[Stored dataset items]
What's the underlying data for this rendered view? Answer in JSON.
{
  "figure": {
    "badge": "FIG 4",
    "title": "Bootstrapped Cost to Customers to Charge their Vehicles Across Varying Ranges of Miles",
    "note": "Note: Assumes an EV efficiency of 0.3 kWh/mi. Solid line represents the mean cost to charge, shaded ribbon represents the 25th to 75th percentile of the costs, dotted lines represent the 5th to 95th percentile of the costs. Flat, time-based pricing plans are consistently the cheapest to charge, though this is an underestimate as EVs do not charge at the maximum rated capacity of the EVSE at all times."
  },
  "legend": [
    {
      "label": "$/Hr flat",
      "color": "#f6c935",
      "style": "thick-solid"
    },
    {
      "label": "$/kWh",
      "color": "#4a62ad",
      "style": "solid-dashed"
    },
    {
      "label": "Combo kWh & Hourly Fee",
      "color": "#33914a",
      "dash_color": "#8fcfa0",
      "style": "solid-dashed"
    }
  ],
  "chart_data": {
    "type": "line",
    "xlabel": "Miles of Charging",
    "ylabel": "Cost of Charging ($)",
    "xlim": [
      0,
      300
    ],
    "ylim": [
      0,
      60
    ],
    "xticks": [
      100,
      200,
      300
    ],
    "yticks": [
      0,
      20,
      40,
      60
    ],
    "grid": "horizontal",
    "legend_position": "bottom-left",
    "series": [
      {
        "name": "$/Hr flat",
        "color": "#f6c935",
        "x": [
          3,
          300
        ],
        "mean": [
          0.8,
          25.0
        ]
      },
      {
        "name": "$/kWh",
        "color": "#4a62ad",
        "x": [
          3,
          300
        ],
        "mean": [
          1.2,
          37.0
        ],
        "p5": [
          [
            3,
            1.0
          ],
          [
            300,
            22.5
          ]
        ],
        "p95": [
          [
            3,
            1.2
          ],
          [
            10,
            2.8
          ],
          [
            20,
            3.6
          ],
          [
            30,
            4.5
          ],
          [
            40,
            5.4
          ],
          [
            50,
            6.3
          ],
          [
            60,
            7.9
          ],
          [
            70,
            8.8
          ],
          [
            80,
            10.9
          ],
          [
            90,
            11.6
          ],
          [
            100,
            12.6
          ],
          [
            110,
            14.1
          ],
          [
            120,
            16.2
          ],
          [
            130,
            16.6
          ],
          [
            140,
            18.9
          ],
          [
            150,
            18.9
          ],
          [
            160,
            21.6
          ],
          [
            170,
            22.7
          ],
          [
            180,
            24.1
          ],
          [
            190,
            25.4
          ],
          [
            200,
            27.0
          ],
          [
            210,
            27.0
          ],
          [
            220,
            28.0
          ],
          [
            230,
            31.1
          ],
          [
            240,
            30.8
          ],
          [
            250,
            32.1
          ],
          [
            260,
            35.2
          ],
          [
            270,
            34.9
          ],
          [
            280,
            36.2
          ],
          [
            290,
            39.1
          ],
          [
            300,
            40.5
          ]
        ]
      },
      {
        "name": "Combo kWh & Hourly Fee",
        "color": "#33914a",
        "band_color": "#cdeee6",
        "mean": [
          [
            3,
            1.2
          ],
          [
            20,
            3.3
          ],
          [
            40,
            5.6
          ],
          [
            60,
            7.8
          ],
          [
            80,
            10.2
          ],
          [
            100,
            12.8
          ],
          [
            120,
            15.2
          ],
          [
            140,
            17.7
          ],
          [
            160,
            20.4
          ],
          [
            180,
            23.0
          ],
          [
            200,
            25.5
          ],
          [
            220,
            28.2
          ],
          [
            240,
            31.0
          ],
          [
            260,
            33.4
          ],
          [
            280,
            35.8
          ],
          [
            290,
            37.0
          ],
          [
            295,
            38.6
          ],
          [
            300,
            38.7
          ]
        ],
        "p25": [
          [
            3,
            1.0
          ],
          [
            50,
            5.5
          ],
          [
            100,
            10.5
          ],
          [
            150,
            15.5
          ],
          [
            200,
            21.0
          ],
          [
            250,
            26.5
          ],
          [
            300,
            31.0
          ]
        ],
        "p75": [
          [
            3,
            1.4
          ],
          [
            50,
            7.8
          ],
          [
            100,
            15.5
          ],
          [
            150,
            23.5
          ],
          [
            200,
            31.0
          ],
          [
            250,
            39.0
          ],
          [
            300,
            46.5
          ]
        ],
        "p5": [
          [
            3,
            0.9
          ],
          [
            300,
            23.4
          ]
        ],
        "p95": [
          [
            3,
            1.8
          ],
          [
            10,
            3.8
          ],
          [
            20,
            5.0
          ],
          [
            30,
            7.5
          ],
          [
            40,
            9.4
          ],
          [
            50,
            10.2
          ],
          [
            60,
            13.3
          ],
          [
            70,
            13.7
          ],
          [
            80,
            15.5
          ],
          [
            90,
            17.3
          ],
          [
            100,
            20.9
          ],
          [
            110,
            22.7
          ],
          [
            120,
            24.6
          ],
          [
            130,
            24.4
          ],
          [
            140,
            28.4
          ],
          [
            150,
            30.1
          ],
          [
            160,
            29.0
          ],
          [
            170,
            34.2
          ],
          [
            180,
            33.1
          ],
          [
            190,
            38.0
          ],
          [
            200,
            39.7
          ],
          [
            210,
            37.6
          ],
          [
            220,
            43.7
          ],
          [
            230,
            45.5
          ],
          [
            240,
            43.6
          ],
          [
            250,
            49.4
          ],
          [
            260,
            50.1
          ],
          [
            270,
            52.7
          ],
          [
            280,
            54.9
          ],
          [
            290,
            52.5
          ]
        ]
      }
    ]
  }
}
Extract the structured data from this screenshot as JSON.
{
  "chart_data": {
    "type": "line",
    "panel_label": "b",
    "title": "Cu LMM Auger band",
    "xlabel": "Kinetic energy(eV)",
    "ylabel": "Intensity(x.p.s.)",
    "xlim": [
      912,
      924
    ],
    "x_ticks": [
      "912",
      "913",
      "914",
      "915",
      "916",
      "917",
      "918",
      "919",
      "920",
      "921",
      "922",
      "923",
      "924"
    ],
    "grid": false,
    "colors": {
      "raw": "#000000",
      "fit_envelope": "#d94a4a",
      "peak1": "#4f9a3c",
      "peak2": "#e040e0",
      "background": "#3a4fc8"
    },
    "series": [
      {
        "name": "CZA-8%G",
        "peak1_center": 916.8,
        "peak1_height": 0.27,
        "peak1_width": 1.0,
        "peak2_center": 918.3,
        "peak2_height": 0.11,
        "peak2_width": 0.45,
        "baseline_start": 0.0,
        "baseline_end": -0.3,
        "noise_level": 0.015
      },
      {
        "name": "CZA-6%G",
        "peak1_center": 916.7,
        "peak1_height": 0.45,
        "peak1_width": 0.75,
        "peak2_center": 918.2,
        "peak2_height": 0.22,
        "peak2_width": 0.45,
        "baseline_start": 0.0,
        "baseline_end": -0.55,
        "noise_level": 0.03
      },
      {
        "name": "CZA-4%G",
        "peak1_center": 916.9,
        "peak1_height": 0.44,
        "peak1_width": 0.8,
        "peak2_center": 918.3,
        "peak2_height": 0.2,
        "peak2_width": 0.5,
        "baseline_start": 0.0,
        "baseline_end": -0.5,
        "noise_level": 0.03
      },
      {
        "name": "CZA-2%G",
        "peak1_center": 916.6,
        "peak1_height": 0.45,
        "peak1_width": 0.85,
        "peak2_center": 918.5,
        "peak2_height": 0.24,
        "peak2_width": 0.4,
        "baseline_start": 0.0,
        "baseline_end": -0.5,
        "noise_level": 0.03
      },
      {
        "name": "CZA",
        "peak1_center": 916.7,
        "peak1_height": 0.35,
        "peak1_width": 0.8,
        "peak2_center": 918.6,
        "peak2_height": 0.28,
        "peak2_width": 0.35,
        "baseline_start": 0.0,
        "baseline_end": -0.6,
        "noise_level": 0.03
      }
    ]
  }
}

**JOB:** Find how many lines of the listing include the string "ylabel" and give that number, nothing else.

**EXERCISE SOLUTION:** 2